Set problem — Collect every line that includes the string "Montoya".

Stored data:
· · · ·

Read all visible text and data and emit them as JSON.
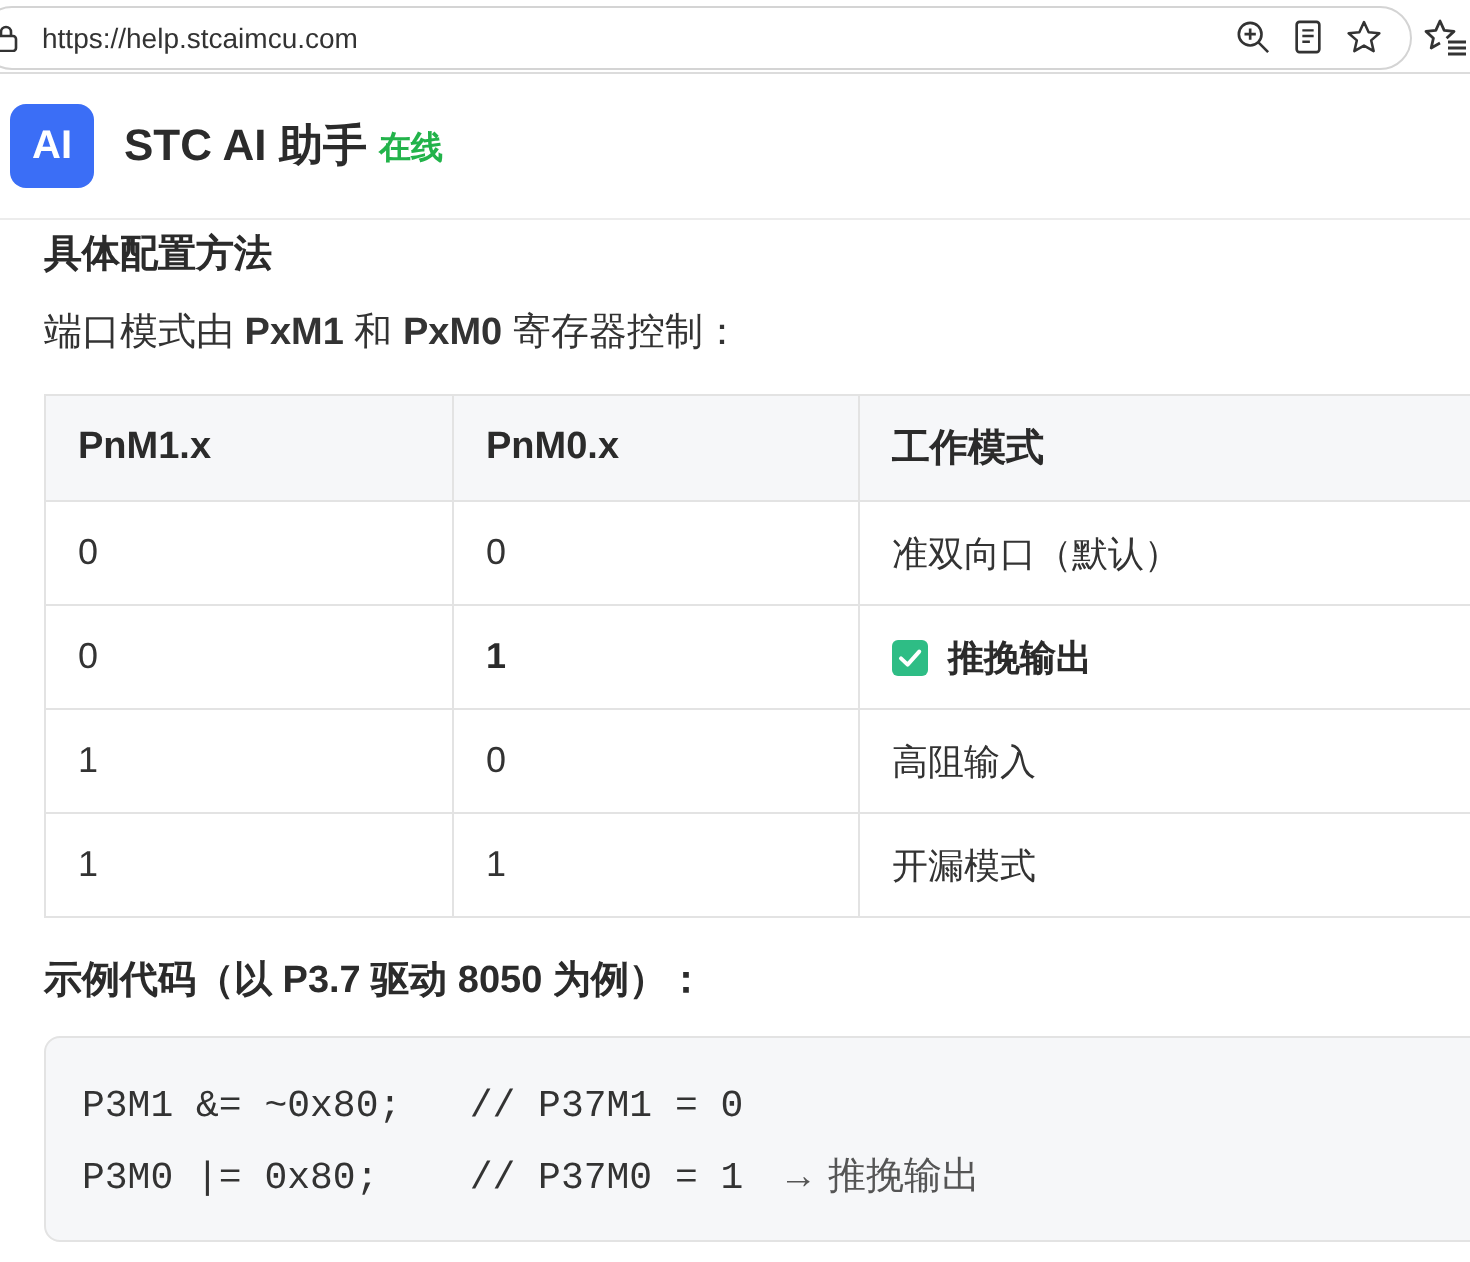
{
  "browser": {
    "url": "https://help.stcaimcu.com"
  },
  "header": {
    "logo": "AI",
    "title": "STC AI 助手",
    "status": "在线"
  },
  "content": {
    "heading": "具体配置方法",
    "intro": "端口模式由 **PxM1** 和 **PxM0** 寄存器控制：",
    "table": {
      "columns": [
        "PnM1.x",
        "PnM0.x",
        "工作模式"
      ],
      "rows": [
        {
          "cells": [
            {
              "text": "0",
              "bold": false,
              "marked": false
            },
            {
              "text": "0",
              "bold": false,
              "marked": false
            },
            {
              "text": "准双向口（默认）",
              "bold": false,
              "marked": false
            }
          ]
        },
        {
          "cells": [
            {
              "text": "0",
              "bold": false,
              "marked": false
            },
            {
              "text": "1",
              "bold": true,
              "marked": false
            },
            {
              "text": "推挽输出",
              "bold": true,
              "marked": true
            }
          ]
        },
        {
          "cells": [
            {
              "text": "1",
              "bold": false,
              "marked": false
            },
            {
              "text": "0",
              "bold": false,
              "marked": false
            },
            {
              "text": "高阻输入",
              "bold": false,
              "marked": false
            }
          ]
        },
        {
          "cells": [
            {
              "text": "1",
              "bold": false,
              "marked": false
            },
            {
              "text": "1",
              "bold": false,
              "marked": false
            },
            {
              "text": "开漏模式",
              "bold": false,
              "marked": false
            }
          ]
        }
      ]
    },
    "code_heading": "示例代码（以 P3.7 驱动 8050 为例）：",
    "code": {
      "lines": [
        {
          "text": "P3M1 &= ~0x80;   // P37M1 = 0"
        },
        {
          "text": "P3M0 |= 0x80;    // P37M0 = 1",
          "note": "→ 推挽输出"
        }
      ]
    }
  }
}
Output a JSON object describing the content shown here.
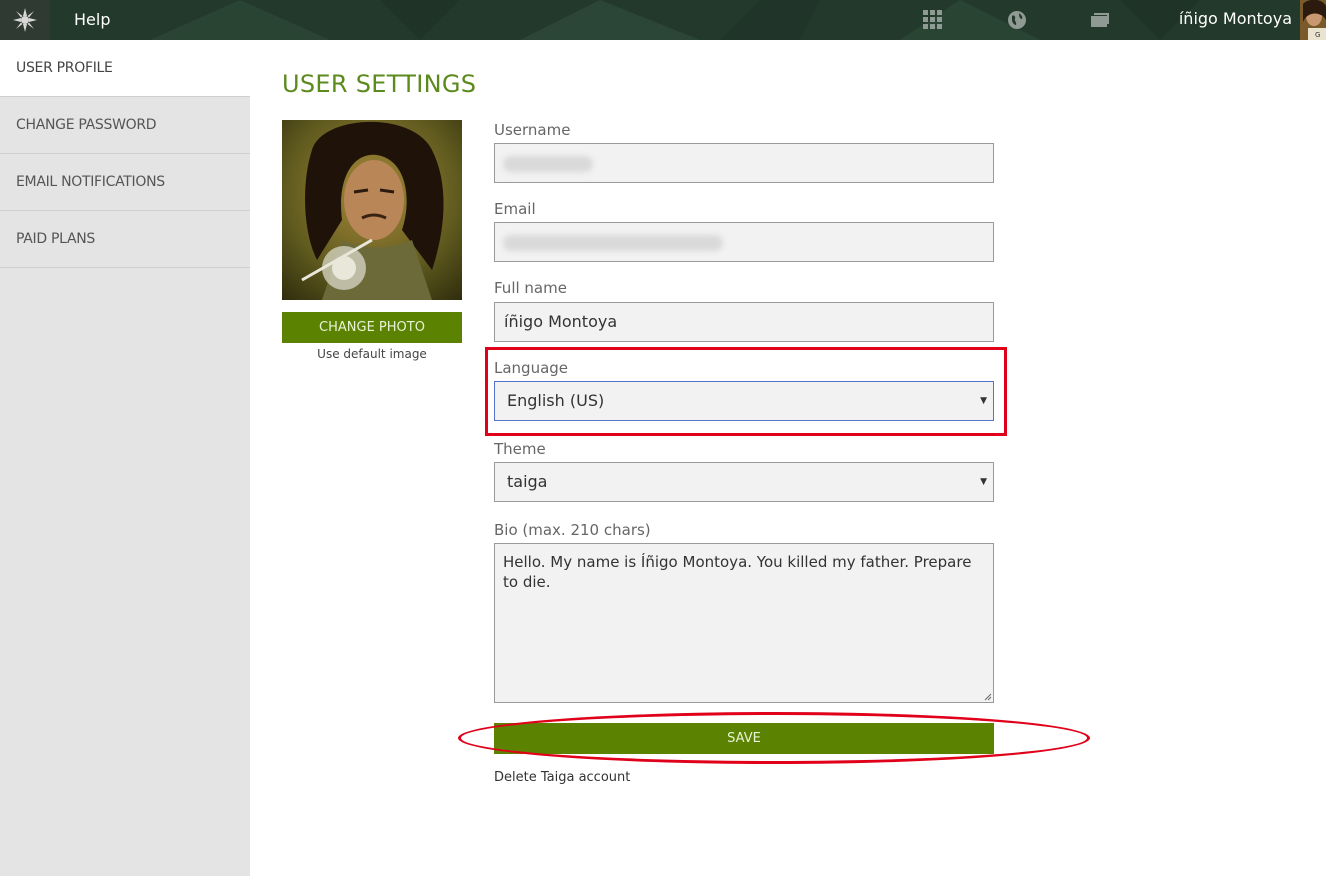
{
  "topbar": {
    "help_label": "Help",
    "user_name": "íñigo Montoya",
    "icons": [
      "taiga-logo-icon",
      "grid-icon",
      "globe-icon",
      "folder-icon"
    ]
  },
  "sidebar": {
    "items": [
      {
        "label": "USER PROFILE",
        "active": true
      },
      {
        "label": "CHANGE PASSWORD",
        "active": false
      },
      {
        "label": "EMAIL NOTIFICATIONS",
        "active": false
      },
      {
        "label": "PAID PLANS",
        "active": false
      }
    ]
  },
  "main": {
    "title": "USER SETTINGS",
    "change_photo_label": "CHANGE PHOTO",
    "default_image_label": "Use default image",
    "fields": {
      "username_label": "Username",
      "email_label": "Email",
      "fullname_label": "Full name",
      "fullname_value": "íñigo Montoya",
      "language_label": "Language",
      "language_value": "English (US)",
      "theme_label": "Theme",
      "theme_value": "taiga",
      "bio_label": "Bio (max. 210 chars)",
      "bio_value": "Hello. My name is Íñigo Montoya. You killed my father. Prepare to die."
    },
    "save_label": "SAVE",
    "delete_label": "Delete Taiga account"
  },
  "colors": {
    "accent_green": "#5b8200",
    "title_green": "#5b8a1d",
    "topbar": "#23392c",
    "highlight": "#e0001a"
  }
}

· · · ·

Written answer —
    "user_name": "íñigo Montoya",
      "fullname_value": "íñigo Montoya",
      "bio_value": "Hello. My name is Íñigo Montoya. You killed my father. Prepare to die."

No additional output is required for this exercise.